SHORT TASK
In the material below, list every line carrying the string "this".

RECORDS TO PROCESS
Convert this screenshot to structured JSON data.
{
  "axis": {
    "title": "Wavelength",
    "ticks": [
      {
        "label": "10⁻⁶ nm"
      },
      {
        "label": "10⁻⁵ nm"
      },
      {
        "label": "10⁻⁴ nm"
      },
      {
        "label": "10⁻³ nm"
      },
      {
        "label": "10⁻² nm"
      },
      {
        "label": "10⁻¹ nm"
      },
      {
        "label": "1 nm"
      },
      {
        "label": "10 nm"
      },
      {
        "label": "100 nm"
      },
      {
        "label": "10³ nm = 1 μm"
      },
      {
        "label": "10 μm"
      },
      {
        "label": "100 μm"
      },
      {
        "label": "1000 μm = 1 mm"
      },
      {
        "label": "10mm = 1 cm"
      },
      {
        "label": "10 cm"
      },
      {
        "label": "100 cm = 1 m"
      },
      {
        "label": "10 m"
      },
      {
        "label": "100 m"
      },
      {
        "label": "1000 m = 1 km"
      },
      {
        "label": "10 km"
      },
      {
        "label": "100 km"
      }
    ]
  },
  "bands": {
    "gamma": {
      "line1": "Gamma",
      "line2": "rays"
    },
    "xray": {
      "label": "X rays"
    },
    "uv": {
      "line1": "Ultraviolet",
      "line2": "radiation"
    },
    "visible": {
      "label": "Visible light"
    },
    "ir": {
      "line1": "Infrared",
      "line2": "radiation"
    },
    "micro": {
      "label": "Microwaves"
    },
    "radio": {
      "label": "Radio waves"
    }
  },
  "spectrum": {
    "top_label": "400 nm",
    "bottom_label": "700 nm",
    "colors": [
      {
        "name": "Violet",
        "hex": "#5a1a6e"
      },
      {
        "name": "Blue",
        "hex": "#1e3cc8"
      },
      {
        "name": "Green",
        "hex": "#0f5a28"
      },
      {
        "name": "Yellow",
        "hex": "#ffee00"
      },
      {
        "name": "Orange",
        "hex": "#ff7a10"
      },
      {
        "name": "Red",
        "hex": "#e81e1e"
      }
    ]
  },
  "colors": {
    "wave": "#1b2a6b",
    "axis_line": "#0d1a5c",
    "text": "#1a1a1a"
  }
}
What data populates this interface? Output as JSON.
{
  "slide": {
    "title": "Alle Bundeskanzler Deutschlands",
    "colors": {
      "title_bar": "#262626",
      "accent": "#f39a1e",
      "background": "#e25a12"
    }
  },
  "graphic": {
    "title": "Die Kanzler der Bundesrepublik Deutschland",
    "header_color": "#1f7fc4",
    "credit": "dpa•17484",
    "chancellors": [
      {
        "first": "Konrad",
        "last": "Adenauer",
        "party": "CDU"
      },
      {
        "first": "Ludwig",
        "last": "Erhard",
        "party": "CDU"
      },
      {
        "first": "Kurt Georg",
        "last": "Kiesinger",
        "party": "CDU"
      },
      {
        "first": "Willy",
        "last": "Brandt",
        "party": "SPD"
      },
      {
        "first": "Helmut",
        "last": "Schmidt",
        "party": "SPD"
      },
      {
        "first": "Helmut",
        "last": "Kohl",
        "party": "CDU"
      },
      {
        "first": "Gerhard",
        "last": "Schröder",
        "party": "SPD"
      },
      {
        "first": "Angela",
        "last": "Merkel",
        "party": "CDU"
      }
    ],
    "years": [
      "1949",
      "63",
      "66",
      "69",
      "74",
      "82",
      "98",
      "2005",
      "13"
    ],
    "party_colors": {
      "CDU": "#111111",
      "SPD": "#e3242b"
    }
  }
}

FULL RESPONSE
Convert this screenshot to structured JSON data.
What data populates this interface? Output as JSON.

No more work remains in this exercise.